(Data extracted from a collection)
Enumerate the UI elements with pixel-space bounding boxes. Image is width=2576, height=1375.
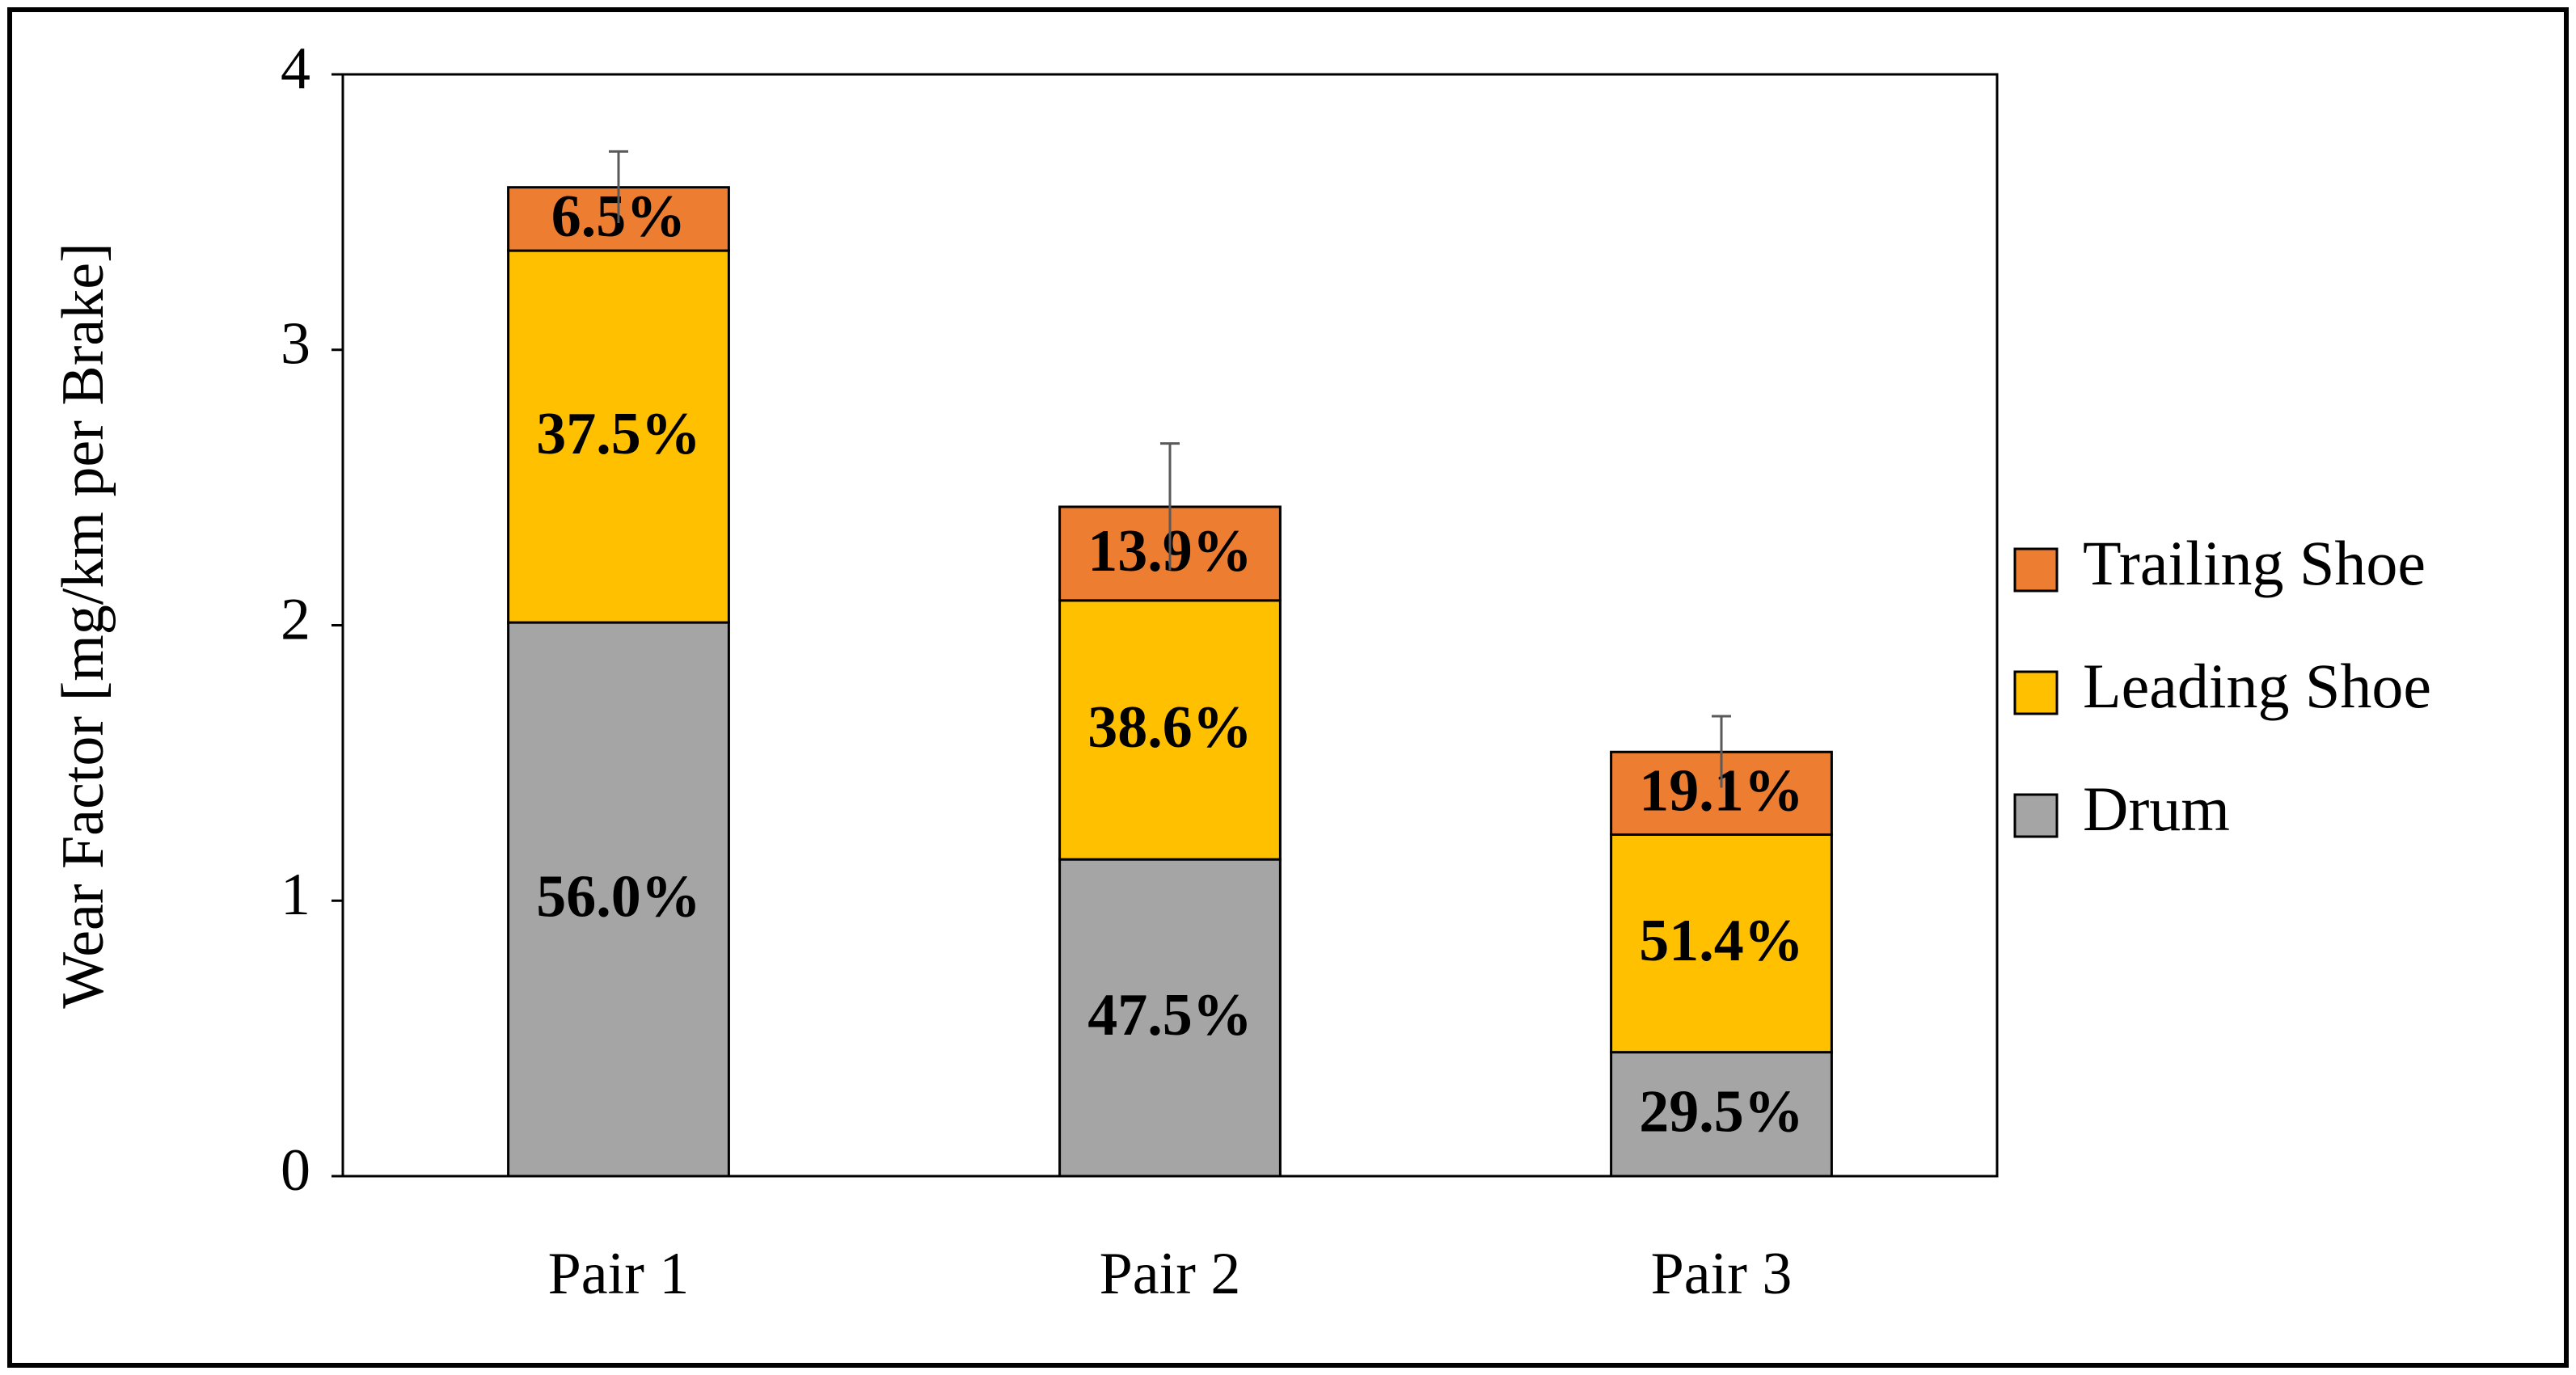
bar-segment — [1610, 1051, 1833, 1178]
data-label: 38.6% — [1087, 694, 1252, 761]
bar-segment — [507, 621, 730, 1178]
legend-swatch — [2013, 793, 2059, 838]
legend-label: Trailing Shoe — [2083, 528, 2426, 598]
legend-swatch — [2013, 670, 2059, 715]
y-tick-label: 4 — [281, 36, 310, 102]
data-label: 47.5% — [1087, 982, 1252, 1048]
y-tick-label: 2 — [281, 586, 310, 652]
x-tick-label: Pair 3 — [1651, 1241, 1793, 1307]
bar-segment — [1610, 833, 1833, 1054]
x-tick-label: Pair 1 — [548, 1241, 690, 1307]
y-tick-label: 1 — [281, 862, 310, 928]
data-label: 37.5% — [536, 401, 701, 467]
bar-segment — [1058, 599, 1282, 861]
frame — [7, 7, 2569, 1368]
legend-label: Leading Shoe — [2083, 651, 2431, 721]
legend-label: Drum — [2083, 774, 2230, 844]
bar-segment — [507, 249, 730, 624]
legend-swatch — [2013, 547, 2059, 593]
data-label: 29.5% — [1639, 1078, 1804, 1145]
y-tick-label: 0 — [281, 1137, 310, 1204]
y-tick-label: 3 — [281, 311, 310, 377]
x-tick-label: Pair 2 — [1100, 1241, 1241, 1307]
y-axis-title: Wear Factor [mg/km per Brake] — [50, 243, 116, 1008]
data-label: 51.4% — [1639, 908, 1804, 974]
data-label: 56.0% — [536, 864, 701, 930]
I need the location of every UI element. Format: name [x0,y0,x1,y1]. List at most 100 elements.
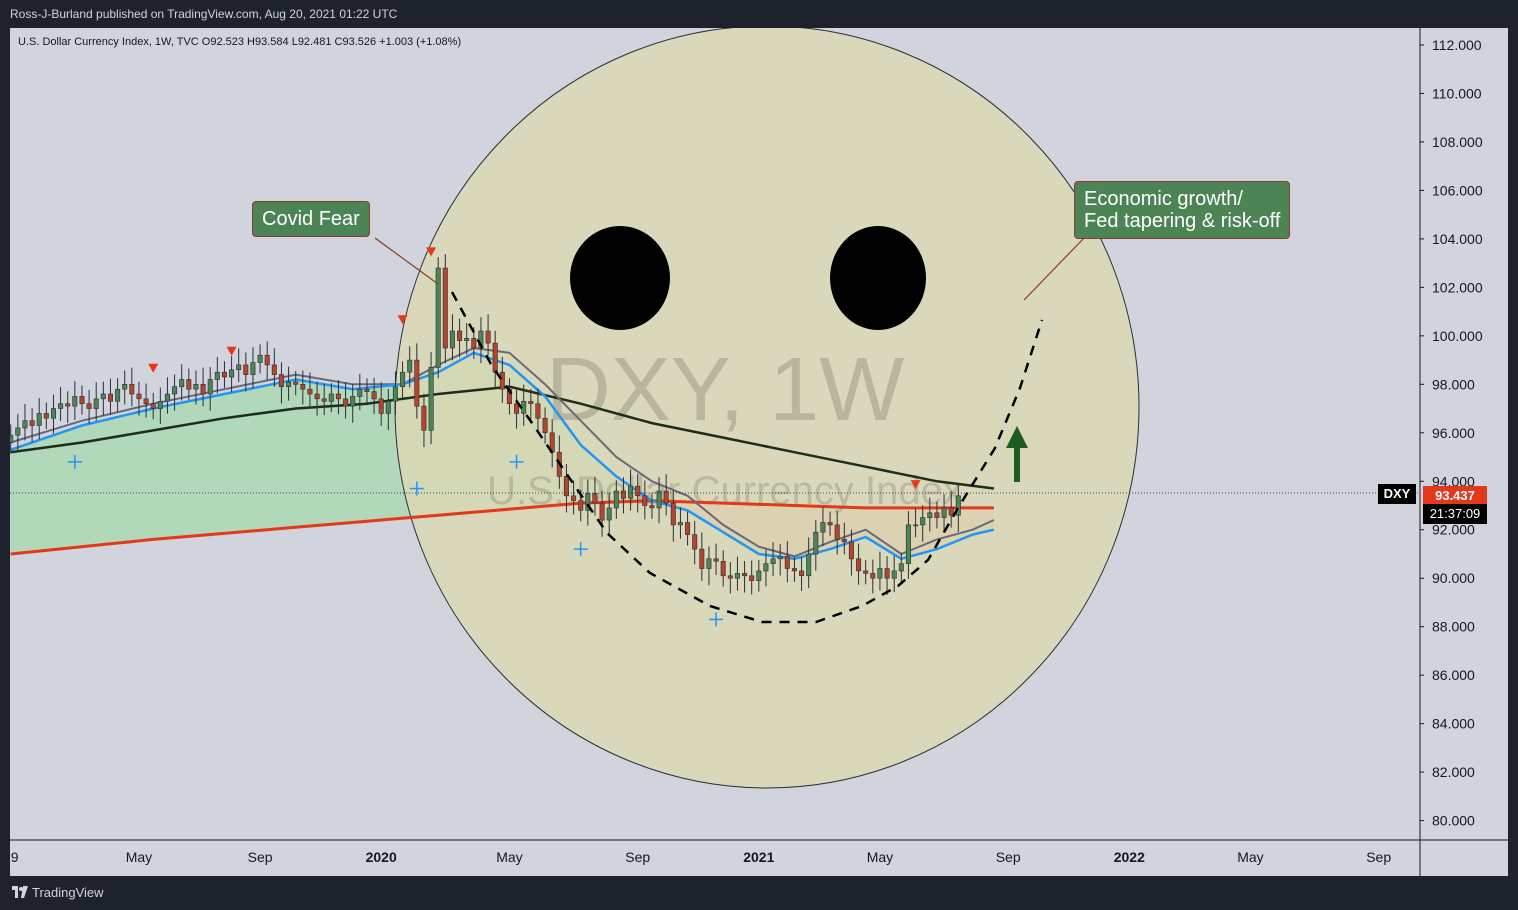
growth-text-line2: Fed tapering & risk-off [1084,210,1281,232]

### TASK PROMPT
Please print the lines from the one containing "bar-segment — [1610, 1051, 1833, 1178]" up to and including the one containing "x-tick-label: Pair 3", reproducing each line exactly.

### CORRECT RESPONSE
bar-segment — [1610, 1051, 1833, 1178]
data-label: 38.6% — [1087, 694, 1252, 761]
bar-segment — [507, 621, 730, 1178]
legend-swatch — [2013, 793, 2059, 838]
legend-label: Trailing Shoe — [2083, 528, 2426, 598]
legend-swatch — [2013, 670, 2059, 715]
y-tick-label: 4 — [281, 36, 310, 102]
data-label: 47.5% — [1087, 982, 1252, 1048]
y-tick-label: 2 — [281, 586, 310, 652]
x-tick-label: Pair 3 — [1651, 1241, 1793, 1307]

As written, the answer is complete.